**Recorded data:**
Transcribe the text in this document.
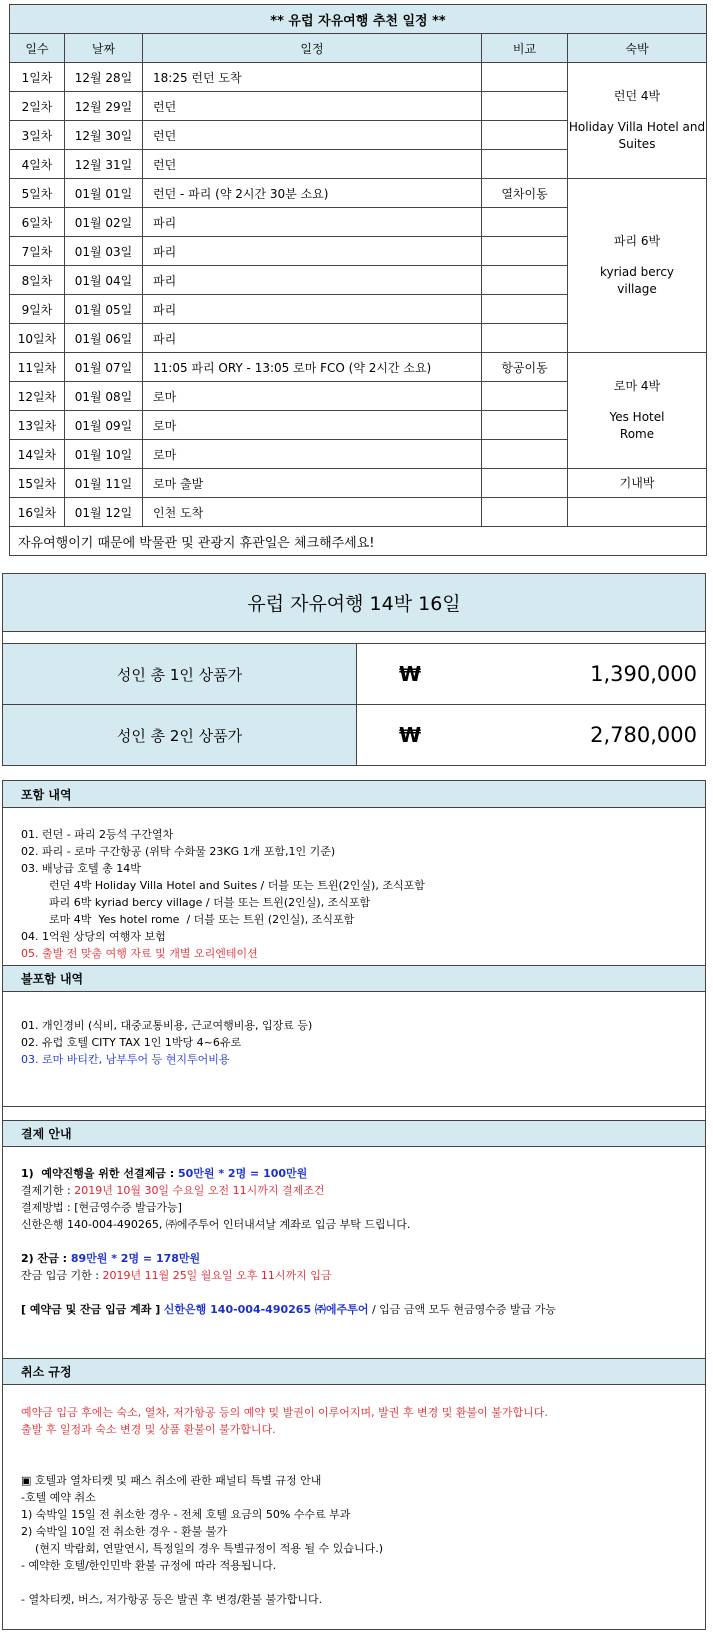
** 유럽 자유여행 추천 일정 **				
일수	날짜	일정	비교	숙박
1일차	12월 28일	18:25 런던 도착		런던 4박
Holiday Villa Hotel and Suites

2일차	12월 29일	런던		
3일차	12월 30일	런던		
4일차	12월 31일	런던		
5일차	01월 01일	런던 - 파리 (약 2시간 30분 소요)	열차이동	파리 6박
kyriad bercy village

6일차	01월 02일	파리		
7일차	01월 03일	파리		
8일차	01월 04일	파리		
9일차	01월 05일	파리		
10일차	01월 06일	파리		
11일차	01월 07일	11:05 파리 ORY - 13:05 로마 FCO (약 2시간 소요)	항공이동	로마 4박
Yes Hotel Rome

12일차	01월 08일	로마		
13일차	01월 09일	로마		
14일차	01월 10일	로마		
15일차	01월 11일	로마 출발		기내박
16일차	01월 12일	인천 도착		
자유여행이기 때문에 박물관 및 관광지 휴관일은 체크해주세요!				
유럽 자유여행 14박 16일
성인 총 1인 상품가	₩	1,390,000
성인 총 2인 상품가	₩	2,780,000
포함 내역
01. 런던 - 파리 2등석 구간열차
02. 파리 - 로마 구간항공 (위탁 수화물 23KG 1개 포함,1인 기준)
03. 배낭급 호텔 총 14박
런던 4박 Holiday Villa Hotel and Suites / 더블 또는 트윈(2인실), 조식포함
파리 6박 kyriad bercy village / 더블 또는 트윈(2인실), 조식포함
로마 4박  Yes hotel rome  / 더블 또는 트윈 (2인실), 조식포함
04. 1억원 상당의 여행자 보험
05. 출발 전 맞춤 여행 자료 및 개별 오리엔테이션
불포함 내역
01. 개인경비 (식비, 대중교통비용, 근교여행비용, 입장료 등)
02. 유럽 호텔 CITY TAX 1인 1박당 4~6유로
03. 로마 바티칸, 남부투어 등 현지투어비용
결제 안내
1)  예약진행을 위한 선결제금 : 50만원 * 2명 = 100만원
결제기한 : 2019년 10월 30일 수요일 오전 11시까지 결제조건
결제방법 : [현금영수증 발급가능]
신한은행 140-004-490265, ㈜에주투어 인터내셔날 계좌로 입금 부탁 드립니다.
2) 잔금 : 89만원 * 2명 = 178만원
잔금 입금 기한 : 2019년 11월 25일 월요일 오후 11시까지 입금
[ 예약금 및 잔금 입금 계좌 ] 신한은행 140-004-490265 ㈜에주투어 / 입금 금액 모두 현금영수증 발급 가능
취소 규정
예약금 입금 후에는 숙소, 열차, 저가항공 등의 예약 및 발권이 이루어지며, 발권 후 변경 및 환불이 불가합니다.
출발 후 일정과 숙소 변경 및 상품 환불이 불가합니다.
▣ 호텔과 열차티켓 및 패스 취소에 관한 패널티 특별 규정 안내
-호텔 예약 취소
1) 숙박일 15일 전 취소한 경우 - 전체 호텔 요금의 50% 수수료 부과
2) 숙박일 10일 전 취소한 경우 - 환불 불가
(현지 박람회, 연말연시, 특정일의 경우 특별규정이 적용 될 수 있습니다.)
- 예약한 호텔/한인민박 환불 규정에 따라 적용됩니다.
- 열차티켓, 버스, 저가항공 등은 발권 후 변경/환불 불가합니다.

**Exercise description:**
Extract from the data every line where "Suites" shows up.

**Solution for this exercise:**
Holiday Villa Hotel and Suites
런던 4박 Holiday Villa Hotel and Suites / 더블 또는 트윈(2인실), 조식포함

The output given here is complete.